• Input:

======

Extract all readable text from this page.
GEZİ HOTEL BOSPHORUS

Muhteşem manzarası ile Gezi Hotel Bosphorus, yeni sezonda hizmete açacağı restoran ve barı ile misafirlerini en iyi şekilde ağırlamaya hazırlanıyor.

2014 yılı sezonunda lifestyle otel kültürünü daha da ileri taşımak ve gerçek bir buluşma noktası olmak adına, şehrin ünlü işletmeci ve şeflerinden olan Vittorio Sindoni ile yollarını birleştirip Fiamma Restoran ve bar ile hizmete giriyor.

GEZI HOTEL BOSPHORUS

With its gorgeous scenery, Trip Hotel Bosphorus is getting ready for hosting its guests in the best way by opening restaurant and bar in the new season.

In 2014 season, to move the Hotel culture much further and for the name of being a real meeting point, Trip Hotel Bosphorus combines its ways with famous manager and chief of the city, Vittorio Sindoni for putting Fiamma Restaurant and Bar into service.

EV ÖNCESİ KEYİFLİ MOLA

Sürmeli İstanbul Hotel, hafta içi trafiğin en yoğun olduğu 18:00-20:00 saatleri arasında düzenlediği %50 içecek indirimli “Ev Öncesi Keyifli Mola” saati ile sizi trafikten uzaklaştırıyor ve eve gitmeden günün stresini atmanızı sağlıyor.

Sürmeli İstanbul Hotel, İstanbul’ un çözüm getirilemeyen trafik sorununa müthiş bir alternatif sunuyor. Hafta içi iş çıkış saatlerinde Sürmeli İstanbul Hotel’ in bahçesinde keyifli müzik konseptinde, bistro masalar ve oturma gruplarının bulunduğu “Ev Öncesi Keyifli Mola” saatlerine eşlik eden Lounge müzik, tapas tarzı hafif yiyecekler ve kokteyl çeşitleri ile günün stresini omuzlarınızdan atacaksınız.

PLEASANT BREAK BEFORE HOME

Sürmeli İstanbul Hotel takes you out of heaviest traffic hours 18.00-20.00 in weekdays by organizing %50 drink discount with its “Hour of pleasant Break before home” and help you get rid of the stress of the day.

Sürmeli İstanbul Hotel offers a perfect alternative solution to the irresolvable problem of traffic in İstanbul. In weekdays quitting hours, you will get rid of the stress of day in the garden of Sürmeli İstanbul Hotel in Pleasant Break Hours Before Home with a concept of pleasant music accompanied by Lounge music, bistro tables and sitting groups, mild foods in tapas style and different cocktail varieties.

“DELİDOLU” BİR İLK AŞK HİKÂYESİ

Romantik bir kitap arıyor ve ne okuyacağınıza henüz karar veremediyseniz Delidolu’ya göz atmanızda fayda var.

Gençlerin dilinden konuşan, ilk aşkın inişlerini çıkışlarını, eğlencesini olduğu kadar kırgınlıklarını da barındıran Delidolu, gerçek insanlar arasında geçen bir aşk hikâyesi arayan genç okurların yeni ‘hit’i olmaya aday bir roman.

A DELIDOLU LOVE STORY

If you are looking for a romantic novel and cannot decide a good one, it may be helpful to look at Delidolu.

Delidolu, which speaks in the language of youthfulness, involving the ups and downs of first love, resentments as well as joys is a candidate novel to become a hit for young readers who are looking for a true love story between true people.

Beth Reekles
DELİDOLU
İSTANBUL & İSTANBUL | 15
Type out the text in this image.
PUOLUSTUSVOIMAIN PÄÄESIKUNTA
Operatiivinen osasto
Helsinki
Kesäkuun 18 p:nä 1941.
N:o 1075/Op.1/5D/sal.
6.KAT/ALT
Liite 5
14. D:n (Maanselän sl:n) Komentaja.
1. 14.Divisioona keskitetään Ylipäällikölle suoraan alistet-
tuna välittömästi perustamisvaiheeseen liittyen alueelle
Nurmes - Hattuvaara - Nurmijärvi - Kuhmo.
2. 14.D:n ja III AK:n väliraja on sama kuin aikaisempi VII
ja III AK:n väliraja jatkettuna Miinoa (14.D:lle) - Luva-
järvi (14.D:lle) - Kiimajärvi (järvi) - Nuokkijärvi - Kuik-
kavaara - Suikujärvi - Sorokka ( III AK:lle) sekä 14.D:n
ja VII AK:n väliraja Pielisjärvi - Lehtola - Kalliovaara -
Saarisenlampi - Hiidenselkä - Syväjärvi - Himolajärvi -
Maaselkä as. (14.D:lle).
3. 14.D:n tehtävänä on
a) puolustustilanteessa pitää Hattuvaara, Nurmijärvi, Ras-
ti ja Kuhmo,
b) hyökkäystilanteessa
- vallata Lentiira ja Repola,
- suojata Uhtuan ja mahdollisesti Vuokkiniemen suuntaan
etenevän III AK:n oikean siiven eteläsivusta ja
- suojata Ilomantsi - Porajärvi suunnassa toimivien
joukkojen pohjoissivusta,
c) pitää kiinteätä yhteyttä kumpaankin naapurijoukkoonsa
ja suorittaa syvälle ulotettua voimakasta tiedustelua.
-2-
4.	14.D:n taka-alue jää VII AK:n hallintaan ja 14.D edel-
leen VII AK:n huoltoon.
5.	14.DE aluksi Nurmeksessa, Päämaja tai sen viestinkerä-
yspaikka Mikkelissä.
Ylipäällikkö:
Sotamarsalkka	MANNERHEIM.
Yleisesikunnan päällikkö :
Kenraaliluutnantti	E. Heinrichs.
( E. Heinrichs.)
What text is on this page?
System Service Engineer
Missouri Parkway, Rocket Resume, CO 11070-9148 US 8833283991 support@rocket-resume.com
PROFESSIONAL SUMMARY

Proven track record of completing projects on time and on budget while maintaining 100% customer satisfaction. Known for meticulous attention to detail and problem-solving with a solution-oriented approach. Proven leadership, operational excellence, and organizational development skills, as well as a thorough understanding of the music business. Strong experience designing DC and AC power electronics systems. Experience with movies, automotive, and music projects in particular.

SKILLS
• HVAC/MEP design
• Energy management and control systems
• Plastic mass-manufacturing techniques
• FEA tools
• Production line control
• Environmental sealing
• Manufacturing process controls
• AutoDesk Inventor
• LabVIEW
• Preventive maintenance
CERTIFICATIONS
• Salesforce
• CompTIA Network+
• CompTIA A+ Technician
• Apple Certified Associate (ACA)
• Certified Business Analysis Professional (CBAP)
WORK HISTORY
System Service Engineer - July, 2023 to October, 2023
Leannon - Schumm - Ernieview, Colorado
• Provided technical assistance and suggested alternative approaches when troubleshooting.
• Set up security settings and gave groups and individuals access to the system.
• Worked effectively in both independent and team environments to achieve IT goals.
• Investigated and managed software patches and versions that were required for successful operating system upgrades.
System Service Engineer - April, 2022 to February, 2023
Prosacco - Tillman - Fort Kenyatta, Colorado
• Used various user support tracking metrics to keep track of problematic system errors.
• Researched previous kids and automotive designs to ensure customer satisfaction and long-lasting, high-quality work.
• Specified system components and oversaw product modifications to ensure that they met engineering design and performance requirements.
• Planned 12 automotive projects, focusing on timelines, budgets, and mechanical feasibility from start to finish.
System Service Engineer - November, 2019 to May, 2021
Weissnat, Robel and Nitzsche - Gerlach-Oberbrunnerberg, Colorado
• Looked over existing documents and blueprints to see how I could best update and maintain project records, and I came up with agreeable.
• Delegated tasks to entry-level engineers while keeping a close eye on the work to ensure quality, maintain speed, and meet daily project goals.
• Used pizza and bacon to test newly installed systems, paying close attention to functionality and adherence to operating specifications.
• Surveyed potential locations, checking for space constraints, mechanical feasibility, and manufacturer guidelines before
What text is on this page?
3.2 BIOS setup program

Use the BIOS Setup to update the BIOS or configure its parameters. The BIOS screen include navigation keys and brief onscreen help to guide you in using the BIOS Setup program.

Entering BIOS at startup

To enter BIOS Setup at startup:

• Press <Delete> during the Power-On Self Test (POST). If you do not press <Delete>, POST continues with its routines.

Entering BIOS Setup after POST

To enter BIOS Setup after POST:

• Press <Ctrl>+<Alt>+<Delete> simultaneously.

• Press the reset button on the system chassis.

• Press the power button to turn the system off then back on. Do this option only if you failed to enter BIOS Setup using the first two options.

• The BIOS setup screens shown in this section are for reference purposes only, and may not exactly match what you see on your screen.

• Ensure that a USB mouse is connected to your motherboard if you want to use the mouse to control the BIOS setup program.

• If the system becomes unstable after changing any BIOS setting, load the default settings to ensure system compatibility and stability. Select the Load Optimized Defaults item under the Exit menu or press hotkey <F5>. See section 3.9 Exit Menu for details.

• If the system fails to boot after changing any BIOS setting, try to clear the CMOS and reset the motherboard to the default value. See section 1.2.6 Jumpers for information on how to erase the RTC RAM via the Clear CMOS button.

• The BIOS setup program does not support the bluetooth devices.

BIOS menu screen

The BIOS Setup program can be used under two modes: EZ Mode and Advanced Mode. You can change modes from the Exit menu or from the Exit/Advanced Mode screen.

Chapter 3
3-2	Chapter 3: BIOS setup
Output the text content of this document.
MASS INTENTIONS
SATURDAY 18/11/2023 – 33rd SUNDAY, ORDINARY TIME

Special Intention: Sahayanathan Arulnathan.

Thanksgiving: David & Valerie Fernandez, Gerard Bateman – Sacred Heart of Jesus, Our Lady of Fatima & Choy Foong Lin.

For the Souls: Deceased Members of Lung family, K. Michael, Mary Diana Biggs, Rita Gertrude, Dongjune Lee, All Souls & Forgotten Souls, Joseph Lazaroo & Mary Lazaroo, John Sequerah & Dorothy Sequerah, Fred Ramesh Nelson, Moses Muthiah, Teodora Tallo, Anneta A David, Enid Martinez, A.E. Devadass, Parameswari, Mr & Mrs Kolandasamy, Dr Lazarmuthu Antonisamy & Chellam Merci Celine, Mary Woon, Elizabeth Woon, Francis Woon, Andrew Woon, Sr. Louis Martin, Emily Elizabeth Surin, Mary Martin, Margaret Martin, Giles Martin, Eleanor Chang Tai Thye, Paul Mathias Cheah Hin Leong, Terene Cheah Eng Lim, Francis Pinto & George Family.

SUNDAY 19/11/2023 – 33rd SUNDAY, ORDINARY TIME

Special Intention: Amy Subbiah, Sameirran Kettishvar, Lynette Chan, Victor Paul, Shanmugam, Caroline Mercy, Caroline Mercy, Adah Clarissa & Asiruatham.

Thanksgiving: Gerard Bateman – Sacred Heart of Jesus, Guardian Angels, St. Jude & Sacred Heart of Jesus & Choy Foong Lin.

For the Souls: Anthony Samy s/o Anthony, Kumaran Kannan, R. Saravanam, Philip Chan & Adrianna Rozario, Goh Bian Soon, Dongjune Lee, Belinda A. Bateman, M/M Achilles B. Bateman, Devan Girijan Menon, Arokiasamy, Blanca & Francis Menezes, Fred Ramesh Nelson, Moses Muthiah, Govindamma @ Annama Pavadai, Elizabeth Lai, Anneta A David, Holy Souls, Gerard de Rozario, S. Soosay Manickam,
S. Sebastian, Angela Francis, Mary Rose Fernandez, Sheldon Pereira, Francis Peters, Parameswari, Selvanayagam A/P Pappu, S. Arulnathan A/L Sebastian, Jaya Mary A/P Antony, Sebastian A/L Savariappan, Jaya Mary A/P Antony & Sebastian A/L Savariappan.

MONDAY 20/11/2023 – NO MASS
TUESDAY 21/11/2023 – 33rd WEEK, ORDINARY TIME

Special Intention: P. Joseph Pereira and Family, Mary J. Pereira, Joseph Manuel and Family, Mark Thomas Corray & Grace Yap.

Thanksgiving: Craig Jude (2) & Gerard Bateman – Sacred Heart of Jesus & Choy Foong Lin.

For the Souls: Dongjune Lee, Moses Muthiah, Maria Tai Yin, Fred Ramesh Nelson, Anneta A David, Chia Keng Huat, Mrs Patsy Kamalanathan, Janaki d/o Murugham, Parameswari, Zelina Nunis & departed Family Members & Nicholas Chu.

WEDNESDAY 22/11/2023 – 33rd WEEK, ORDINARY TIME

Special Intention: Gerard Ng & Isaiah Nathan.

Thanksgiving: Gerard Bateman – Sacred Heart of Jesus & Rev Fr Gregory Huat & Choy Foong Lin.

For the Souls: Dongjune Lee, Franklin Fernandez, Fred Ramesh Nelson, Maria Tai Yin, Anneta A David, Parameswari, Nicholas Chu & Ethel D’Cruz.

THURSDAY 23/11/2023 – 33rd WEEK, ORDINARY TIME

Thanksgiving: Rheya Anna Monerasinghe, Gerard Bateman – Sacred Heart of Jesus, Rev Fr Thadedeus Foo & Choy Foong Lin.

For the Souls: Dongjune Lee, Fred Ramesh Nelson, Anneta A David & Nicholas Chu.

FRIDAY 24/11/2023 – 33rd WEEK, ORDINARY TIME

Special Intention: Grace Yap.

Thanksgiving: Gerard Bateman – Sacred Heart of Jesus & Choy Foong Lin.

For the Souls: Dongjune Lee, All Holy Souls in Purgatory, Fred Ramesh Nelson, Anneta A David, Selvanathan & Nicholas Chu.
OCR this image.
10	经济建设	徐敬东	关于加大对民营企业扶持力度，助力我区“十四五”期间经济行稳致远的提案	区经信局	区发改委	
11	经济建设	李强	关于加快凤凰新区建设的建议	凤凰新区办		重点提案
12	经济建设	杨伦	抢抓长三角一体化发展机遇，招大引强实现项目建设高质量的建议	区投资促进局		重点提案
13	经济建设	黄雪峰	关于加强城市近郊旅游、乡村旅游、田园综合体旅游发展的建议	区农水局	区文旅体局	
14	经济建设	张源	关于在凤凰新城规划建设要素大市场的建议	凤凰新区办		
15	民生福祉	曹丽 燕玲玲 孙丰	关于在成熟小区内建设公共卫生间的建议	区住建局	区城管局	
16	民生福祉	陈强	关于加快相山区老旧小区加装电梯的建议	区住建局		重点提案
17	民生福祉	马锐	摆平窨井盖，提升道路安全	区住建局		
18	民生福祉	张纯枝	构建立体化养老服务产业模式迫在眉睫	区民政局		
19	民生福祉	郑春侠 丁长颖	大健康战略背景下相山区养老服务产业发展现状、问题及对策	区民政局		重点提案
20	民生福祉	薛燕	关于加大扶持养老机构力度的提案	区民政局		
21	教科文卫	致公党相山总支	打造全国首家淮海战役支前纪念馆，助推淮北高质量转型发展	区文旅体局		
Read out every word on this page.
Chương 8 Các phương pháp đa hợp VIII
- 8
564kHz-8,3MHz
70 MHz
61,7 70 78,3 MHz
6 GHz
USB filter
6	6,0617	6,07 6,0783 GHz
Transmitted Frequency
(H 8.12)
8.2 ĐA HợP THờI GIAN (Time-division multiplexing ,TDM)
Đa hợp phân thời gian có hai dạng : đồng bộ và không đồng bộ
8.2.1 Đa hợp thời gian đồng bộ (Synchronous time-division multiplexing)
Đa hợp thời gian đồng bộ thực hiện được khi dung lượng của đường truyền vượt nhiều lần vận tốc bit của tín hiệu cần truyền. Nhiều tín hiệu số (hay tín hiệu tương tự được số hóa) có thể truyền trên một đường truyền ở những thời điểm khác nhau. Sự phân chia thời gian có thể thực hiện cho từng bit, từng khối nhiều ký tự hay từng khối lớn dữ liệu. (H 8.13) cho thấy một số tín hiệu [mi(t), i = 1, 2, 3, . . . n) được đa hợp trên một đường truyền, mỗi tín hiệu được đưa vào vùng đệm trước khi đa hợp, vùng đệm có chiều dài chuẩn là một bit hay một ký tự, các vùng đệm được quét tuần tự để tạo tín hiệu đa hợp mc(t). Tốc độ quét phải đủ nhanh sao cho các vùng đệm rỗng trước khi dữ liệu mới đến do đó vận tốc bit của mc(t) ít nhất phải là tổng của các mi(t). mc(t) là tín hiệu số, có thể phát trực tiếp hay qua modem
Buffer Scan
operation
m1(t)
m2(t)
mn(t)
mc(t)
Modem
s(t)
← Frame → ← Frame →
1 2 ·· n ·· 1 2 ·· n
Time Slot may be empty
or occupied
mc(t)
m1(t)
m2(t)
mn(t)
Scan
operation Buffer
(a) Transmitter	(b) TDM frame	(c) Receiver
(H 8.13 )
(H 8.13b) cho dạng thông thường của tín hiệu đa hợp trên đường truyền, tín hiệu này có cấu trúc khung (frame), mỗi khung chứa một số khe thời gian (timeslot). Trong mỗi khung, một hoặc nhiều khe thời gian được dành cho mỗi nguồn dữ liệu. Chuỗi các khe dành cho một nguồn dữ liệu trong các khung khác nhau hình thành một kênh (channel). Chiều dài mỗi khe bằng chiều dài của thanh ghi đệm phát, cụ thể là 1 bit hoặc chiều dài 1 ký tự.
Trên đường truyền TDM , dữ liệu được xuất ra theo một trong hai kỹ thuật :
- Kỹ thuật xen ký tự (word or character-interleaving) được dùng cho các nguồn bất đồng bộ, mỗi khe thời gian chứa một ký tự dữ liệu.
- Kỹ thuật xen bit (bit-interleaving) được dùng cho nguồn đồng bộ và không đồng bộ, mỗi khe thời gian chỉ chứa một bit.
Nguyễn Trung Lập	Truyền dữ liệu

======

• To be done: Say how many lines in the entries contain the string "Family", and leave out everything else.

• Final result: 3